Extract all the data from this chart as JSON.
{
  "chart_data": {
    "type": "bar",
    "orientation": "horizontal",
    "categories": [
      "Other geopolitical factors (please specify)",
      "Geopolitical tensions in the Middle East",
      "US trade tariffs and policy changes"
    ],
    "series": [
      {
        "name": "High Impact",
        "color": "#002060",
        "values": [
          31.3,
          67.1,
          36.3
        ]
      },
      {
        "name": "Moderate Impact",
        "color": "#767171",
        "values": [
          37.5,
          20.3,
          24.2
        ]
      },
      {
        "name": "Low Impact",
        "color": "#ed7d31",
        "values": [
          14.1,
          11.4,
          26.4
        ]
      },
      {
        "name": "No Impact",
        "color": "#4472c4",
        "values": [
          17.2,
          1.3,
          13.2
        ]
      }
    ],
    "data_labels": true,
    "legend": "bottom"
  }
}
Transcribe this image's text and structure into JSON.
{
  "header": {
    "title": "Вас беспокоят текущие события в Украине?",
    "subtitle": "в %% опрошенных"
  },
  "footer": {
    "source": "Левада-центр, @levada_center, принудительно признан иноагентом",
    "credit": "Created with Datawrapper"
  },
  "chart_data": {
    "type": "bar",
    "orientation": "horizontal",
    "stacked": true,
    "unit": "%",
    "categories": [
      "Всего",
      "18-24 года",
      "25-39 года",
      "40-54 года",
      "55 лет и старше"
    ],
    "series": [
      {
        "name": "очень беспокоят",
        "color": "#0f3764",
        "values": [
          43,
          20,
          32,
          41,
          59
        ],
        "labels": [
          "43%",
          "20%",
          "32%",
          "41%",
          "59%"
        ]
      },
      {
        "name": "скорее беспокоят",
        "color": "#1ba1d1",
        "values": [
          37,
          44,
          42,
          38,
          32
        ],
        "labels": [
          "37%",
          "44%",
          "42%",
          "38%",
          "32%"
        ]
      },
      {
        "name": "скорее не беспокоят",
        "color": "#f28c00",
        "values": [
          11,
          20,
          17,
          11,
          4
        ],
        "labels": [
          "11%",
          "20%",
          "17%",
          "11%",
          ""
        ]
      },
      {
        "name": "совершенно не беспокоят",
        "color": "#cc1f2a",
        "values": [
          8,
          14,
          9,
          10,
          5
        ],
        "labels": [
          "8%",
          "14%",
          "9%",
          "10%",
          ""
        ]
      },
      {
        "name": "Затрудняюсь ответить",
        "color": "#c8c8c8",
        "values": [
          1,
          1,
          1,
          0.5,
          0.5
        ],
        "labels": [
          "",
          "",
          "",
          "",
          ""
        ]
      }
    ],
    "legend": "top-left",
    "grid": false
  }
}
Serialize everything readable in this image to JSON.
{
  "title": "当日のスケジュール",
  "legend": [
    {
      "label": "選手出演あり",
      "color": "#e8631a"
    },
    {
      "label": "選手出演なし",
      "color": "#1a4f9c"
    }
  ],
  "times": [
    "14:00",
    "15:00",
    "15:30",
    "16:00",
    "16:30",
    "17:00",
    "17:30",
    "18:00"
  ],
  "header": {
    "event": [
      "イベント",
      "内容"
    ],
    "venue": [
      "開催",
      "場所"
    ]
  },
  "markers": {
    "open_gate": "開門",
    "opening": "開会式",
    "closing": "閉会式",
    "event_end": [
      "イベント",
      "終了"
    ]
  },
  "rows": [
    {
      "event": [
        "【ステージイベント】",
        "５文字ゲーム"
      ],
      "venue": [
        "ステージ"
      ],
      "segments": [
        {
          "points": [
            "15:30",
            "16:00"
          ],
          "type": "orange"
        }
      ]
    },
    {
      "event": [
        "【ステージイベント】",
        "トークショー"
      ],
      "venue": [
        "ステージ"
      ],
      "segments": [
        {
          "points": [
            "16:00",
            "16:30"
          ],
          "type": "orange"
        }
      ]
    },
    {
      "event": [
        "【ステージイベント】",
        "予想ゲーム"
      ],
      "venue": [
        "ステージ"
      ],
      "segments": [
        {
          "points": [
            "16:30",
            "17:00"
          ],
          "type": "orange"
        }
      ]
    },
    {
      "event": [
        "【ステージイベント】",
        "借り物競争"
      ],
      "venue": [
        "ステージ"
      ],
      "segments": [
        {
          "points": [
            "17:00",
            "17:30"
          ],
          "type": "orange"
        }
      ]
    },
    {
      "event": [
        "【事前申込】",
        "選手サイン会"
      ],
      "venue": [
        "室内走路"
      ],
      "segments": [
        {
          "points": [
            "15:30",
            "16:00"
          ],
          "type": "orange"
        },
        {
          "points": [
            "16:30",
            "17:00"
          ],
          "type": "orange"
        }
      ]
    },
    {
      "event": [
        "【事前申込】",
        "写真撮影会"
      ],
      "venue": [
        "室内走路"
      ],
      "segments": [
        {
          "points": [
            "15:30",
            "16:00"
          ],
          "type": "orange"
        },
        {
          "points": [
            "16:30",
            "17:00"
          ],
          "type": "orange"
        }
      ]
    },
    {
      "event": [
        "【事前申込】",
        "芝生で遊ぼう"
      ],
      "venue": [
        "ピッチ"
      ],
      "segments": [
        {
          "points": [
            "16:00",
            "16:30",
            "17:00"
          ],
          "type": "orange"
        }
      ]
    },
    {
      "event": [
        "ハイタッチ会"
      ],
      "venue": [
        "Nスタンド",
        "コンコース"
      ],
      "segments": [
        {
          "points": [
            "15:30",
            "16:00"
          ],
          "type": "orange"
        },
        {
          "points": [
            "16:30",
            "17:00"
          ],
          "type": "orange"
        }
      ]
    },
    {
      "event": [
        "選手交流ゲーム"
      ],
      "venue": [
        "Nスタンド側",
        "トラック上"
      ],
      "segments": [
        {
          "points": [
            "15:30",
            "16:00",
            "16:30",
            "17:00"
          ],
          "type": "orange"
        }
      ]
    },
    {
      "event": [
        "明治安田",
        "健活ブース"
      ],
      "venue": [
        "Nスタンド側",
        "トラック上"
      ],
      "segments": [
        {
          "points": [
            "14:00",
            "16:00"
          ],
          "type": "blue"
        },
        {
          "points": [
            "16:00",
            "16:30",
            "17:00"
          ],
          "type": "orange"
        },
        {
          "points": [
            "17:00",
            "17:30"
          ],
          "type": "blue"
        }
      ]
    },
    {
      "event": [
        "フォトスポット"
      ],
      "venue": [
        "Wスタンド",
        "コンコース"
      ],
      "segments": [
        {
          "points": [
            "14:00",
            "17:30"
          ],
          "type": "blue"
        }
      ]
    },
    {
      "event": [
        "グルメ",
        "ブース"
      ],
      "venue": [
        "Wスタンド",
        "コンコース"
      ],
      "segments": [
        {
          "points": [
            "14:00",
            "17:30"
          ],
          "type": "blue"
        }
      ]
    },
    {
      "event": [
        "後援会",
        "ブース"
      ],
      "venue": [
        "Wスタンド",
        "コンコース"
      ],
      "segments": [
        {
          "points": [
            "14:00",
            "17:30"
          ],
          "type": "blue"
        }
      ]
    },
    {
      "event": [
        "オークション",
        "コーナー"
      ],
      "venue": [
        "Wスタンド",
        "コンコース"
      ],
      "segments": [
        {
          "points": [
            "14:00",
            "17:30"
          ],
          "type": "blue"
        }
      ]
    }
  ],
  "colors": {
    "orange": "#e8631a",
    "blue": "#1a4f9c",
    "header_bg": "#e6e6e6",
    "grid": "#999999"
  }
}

> **REQUEST**:
Identify the lines above that contain the word "image", then copy them.

> **RESULT OF THE TASK**:
Transcribe this image's text and structure into JSON.
Serialize everything readable in this image to JSON.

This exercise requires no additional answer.